__TASK MATERIAL__:
begin
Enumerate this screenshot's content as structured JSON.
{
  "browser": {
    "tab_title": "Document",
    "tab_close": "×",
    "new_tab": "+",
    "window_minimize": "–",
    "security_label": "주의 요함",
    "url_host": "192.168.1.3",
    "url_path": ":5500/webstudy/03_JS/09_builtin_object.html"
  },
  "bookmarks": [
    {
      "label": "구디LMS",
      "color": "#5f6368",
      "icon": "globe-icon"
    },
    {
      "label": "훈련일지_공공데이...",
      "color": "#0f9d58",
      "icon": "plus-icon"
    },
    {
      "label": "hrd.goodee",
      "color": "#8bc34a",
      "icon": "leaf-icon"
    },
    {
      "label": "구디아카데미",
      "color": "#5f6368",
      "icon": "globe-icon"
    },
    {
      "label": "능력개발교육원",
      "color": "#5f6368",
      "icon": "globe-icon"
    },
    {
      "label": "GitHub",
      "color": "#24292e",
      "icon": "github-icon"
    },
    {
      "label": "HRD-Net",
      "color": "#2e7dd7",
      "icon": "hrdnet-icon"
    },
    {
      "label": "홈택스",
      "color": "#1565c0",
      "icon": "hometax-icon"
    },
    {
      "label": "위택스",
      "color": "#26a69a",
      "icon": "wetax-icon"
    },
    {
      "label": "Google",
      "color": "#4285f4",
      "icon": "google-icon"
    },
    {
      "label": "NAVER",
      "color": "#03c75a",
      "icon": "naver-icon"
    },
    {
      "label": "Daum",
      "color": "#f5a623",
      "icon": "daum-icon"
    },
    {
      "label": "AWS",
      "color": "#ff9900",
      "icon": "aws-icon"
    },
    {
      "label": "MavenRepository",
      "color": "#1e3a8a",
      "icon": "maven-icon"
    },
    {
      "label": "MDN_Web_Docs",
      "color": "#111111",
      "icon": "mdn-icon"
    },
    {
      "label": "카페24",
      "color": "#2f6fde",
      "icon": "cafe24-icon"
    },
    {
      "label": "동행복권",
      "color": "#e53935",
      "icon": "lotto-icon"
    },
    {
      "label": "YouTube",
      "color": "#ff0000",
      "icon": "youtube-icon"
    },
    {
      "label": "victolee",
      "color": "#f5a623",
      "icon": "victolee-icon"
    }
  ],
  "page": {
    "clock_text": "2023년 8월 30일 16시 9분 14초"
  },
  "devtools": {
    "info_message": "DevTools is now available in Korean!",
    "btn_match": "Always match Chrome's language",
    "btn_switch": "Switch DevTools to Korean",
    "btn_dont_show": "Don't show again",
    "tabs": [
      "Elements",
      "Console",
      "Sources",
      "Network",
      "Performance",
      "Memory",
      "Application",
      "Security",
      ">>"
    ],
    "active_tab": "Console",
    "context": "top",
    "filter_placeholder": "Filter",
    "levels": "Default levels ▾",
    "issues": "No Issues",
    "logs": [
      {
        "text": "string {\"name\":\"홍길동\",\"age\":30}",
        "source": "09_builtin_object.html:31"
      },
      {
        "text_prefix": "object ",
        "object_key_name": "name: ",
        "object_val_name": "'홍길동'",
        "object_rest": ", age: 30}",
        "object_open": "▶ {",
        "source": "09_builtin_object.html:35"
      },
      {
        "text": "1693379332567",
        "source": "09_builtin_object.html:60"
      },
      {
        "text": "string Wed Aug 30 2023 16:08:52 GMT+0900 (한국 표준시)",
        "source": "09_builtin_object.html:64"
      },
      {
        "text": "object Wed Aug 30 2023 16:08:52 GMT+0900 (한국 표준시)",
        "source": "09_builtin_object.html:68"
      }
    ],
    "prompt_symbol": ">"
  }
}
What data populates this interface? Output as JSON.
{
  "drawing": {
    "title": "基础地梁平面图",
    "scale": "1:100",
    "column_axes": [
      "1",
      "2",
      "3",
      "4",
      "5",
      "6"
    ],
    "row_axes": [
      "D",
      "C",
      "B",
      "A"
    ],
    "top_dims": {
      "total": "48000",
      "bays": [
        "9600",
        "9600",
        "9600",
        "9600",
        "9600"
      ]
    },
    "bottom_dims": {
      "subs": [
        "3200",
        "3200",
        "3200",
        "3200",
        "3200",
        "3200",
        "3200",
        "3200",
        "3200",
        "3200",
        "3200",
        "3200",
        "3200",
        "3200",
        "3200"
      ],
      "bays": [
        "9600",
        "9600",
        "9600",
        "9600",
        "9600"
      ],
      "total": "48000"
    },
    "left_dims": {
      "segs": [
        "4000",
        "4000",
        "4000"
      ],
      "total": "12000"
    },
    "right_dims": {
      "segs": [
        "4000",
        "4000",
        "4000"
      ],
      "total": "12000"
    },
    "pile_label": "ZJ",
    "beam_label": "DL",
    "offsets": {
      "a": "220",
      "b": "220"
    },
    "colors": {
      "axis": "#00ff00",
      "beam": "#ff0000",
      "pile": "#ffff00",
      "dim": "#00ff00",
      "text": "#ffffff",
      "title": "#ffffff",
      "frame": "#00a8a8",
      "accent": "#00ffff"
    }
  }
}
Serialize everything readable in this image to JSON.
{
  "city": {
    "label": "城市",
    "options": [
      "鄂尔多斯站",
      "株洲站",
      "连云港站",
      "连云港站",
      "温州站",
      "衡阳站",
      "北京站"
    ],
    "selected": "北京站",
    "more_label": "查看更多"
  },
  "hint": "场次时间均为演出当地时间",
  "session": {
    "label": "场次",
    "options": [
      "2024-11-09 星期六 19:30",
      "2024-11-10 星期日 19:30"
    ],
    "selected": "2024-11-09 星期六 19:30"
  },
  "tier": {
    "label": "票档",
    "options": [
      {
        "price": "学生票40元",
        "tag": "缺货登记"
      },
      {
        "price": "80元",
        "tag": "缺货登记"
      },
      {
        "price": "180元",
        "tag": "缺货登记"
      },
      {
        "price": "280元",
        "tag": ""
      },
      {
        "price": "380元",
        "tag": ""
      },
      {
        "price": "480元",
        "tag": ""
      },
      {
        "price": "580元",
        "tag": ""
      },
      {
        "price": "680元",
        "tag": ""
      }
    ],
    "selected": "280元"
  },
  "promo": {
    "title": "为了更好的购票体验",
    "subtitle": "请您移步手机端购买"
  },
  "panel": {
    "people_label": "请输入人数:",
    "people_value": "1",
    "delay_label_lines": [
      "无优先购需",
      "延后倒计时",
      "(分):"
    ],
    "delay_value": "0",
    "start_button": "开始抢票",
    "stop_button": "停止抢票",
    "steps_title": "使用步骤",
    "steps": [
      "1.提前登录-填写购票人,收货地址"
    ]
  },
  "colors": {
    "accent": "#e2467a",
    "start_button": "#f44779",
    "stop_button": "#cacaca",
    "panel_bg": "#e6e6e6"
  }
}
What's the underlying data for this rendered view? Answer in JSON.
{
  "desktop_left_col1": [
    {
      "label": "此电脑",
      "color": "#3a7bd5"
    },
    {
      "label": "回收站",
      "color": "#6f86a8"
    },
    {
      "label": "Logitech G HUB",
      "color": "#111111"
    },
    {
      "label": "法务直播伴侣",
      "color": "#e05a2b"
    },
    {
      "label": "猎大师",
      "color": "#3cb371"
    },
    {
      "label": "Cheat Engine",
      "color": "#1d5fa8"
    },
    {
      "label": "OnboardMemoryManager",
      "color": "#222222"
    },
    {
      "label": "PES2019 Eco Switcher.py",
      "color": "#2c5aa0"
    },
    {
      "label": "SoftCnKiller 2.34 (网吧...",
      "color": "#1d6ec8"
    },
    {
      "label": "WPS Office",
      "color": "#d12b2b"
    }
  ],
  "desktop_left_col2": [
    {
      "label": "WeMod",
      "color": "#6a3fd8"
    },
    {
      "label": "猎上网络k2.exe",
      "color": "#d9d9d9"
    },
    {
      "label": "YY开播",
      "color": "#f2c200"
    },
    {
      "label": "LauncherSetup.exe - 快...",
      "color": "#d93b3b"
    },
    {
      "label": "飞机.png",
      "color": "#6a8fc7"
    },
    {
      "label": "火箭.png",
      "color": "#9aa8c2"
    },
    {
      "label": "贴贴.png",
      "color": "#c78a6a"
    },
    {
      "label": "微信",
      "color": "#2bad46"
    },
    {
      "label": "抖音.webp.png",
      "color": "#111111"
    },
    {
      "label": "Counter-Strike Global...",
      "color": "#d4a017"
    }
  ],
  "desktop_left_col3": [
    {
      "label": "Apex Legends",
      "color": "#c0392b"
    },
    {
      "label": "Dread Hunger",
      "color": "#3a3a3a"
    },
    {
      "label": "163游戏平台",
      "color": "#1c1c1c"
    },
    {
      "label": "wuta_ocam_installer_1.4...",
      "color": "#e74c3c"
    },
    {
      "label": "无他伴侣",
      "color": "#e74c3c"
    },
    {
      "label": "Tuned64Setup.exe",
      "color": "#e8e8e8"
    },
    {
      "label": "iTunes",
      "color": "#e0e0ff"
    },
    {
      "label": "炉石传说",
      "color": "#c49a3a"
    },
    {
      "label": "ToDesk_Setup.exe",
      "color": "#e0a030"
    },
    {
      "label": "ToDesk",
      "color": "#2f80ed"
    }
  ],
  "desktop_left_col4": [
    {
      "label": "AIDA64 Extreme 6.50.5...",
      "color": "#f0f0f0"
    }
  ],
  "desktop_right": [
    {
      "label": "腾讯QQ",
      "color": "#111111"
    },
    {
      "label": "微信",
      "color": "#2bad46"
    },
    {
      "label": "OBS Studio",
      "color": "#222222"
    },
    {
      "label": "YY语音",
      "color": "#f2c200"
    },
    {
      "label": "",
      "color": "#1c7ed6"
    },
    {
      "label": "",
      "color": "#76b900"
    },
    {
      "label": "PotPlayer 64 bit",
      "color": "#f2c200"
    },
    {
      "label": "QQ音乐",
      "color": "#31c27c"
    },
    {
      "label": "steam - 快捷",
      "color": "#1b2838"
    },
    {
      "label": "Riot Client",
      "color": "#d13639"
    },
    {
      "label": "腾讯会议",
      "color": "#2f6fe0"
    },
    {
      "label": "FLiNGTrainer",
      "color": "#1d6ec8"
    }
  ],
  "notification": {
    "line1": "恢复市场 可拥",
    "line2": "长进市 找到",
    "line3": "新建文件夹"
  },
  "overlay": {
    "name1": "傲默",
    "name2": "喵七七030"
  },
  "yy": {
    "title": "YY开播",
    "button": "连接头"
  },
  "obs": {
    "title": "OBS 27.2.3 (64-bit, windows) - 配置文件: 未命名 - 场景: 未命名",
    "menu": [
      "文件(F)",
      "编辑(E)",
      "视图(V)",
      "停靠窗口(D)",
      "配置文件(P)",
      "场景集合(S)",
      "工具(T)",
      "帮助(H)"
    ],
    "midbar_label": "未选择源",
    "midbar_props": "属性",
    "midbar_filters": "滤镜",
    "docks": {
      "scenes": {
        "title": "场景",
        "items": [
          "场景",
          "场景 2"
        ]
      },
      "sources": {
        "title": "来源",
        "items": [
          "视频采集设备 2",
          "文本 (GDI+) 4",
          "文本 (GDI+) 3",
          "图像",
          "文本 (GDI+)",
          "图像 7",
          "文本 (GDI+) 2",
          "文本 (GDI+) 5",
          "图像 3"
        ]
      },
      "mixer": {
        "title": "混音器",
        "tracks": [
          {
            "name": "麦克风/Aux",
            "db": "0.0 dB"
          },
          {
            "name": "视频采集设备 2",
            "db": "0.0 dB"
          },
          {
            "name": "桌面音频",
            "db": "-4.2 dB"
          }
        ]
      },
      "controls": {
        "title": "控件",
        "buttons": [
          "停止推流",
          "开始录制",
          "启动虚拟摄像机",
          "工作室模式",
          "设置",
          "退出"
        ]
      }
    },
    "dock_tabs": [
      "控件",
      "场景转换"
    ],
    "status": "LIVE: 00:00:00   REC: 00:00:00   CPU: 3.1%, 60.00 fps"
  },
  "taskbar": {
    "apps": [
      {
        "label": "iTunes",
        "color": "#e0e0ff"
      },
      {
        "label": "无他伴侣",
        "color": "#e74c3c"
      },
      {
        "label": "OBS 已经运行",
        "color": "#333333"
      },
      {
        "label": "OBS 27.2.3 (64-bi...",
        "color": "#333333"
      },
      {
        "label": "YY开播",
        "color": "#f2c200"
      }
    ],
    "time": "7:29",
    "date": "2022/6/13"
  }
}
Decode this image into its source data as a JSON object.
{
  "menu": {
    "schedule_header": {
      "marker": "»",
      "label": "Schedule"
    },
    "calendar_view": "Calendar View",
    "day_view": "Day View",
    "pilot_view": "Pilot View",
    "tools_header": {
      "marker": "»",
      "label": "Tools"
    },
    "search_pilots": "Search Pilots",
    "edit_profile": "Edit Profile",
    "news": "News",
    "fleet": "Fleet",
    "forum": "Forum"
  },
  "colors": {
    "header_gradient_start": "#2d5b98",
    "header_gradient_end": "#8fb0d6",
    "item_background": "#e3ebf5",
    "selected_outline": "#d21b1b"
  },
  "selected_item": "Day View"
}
end
__REQUIREMENTS__:
Select all lines in the listing that include the word "html".

__FINAL RESULT__:
    "url_path": ":5500/webstudy/03_JS/09_builtin_object.html"
        "source": "09_builtin_object.html:31"
        "source": "09_builtin_object.html:35"
        "source": "09_builtin_object.html:60"
        "source": "09_builtin_object.html:64"
        "source": "09_builtin_object.html:68"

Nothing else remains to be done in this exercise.